Gather all lines with the word "intelligent" in them.

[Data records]
•••

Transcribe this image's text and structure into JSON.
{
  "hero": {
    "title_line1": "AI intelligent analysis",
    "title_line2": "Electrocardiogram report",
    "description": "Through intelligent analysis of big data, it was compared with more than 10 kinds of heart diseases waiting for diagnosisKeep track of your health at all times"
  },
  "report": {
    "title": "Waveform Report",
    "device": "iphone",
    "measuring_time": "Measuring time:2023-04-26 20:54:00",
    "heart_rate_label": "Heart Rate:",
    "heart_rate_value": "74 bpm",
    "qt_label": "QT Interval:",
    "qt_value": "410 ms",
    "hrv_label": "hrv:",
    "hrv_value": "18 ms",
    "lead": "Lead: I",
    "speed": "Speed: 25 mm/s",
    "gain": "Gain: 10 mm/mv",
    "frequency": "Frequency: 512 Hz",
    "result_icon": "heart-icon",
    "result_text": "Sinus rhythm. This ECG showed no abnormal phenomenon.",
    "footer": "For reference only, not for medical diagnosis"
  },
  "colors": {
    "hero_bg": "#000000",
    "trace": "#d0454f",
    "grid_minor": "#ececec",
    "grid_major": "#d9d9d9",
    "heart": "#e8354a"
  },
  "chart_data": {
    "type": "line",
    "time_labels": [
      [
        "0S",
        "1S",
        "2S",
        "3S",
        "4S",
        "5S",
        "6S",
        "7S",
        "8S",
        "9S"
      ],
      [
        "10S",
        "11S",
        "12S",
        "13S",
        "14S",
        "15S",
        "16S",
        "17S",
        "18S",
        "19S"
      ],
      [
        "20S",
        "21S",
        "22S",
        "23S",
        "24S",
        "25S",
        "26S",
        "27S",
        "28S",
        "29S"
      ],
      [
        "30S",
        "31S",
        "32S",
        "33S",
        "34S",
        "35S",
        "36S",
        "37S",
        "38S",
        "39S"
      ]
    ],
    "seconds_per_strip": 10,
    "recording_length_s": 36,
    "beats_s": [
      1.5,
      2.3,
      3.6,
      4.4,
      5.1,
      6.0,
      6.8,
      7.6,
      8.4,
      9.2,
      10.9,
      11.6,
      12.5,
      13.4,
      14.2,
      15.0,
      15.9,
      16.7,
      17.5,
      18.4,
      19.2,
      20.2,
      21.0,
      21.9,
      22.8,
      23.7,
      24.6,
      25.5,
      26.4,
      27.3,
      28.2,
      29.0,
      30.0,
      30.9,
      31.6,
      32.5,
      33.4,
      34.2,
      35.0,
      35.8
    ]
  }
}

•••

[The solution]
    "title_line1": "AI intelligent analysis",
    "description": "Through intelligent analysis of big data, it was compared with more than 10 kinds of heart diseases waiting for diagnosisKeep track of your health at all times"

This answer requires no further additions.